==== Provided data
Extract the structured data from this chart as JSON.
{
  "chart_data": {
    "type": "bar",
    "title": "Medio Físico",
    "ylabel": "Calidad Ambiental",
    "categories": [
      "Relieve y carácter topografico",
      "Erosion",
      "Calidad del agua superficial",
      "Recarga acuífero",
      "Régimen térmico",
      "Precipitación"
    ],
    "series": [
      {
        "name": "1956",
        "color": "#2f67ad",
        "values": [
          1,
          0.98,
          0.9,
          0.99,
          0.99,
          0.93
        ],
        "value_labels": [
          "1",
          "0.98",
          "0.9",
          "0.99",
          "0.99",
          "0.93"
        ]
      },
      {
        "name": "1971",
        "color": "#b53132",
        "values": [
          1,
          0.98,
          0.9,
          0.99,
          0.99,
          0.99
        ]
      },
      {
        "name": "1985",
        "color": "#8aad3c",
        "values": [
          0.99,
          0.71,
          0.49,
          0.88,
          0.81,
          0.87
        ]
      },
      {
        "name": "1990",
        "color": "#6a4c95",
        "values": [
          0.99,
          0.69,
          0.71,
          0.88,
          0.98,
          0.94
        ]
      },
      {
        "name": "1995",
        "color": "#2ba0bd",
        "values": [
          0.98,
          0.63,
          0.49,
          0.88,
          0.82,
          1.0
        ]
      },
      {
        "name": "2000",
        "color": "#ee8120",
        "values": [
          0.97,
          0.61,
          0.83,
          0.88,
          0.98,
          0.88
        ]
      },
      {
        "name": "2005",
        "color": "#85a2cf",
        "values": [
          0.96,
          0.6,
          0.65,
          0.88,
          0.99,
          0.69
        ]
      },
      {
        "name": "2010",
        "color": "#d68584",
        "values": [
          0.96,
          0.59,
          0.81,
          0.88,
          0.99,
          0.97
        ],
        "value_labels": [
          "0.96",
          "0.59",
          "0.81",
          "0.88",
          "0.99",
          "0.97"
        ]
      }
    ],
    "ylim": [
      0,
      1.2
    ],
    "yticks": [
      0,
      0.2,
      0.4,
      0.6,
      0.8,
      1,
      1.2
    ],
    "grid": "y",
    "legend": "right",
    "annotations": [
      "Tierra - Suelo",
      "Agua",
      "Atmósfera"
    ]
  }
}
========
• Stated exercise
Reproduce all the records precisely.

• Answer
Extract the structured data from this chart as JSON.
{
  "chart_data": {
    "type": "bar",
    "title": "Medio Físico",
    "ylabel": "Calidad Ambiental",
    "categories": [
      "Relieve y carácter topografico",
      "Erosion",
      "Calidad del agua superficial",
      "Recarga acuífero",
      "Régimen térmico",
      "Precipitación"
    ],
    "series": [
      {
        "name": "1956",
        "color": "#2f67ad",
        "values": [
          1,
          0.98,
          0.9,
          0.99,
          0.99,
          0.93
        ],
        "value_labels": [
          "1",
          "0.98",
          "0.9",
          "0.99",
          "0.99",
          "0.93"
        ]
      },
      {
        "name": "1971",
        "color": "#b53132",
        "values": [
          1,
          0.98,
          0.9,
          0.99,
          0.99,
          0.99
        ]
      },
      {
        "name": "1985",
        "color": "#8aad3c",
        "values": [
          0.99,
          0.71,
          0.49,
          0.88,
          0.81,
          0.87
        ]
      },
      {
        "name": "1990",
        "color": "#6a4c95",
        "values": [
          0.99,
          0.69,
          0.71,
          0.88,
          0.98,
          0.94
        ]
      },
      {
        "name": "1995",
        "color": "#2ba0bd",
        "values": [
          0.98,
          0.63,
          0.49,
          0.88,
          0.82,
          1.0
        ]
      },
      {
        "name": "2000",
        "color": "#ee8120",
        "values": [
          0.97,
          0.61,
          0.83,
          0.88,
          0.98,
          0.88
        ]
      },
      {
        "name": "2005",
        "color": "#85a2cf",
        "values": [
          0.96,
          0.6,
          0.65,
          0.88,
          0.99,
          0.69
        ]
      },
      {
        "name": "2010",
        "color": "#d68584",
        "values": [
          0.96,
          0.59,
          0.81,
          0.88,
          0.99,
          0.97
        ],
        "value_labels": [
          "0.96",
          "0.59",
          "0.81",
          "0.88",
          "0.99",
          "0.97"
        ]
      }
    ],
    "ylim": [
      0,
      1.2
    ],
    "yticks": [
      0,
      0.2,
      0.4,
      0.6,
      0.8,
      1,
      1.2
    ],
    "grid": "y",
    "legend": "right",
    "annotations": [
      "Tierra - Suelo",
      "Agua",
      "Atmósfera"
    ]
  }
}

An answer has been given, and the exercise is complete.